> SHORT PROBLEM
Can you pull out each line of the data below that includes the word "tiết"?

#### RECORD SET ####

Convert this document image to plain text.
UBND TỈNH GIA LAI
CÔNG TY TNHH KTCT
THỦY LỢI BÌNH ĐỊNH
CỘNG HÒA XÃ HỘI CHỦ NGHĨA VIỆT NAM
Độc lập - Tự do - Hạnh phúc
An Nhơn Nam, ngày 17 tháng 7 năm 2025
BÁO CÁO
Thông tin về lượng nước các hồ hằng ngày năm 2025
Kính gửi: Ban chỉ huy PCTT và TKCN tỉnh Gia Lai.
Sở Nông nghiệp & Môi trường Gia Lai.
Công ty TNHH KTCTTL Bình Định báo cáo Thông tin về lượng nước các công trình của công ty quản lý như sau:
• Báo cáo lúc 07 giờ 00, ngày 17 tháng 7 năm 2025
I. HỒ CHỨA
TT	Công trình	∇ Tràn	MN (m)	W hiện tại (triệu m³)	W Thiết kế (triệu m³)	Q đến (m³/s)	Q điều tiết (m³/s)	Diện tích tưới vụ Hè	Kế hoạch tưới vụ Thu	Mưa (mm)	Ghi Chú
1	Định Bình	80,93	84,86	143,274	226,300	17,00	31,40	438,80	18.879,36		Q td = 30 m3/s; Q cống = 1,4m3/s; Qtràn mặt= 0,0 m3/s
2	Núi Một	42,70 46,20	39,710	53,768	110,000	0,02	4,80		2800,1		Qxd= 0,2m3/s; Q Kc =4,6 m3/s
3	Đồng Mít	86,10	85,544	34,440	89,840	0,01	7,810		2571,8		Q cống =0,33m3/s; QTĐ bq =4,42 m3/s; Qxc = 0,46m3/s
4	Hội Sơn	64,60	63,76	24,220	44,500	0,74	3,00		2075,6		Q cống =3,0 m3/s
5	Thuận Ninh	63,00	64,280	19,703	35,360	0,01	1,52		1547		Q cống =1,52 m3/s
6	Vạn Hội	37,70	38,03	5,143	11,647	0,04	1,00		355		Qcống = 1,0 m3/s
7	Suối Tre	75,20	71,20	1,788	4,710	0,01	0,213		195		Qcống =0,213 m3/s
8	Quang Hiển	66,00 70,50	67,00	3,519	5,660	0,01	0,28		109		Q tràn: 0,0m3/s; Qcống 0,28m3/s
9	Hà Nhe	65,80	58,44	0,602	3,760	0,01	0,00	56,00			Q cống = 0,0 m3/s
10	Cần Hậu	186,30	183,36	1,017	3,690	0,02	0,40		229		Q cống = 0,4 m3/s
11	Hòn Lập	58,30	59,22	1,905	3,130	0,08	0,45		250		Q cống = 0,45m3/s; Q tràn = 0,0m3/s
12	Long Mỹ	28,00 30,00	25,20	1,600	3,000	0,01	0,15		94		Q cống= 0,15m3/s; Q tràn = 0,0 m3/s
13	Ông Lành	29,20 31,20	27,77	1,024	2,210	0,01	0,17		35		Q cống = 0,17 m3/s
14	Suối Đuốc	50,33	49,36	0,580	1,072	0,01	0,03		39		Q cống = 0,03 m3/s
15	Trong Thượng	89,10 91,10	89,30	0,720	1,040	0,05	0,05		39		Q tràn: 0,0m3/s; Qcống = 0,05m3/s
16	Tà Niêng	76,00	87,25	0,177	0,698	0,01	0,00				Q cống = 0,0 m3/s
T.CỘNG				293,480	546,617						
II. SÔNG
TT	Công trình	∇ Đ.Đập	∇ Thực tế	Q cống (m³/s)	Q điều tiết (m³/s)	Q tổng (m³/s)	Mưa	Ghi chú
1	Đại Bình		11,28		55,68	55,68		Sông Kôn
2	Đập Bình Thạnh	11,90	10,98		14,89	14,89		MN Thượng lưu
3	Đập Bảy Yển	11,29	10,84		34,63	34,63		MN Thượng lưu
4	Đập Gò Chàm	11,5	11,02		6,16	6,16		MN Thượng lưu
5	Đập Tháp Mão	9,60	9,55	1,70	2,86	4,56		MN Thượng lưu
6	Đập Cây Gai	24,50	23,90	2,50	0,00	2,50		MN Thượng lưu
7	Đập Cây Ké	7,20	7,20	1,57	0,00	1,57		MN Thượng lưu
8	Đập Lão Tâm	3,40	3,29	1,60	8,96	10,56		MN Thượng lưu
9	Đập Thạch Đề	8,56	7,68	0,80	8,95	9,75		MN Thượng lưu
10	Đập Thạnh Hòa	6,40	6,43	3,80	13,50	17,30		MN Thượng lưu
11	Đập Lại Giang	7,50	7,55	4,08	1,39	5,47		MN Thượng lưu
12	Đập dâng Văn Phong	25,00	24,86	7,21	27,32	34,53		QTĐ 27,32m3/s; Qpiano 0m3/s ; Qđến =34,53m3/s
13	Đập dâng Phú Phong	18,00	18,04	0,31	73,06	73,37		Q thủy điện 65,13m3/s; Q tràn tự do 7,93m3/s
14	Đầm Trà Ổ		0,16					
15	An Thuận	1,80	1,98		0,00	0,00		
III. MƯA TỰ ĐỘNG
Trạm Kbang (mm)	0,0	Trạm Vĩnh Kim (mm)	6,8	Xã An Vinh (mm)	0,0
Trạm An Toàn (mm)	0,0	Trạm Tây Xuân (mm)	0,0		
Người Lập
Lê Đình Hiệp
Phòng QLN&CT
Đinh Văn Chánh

####

> TASK SOLUTION
TT	Công trình	∇ Tràn	MN (m)	W hiện tại (triệu m³)	W Thiết kế (triệu m³)	Q đến (m³/s)	Q điều tiết (m³/s)	Diện tích tưới vụ Hè	Kế hoạch tưới vụ Thu	Mưa (mm)	Ghi Chú
TT	Công trình	∇ Đ.Đập	∇ Thực tế	Q cống (m³/s)	Q điều tiết (m³/s)	Q tổng (m³/s)	Mưa	Ghi chú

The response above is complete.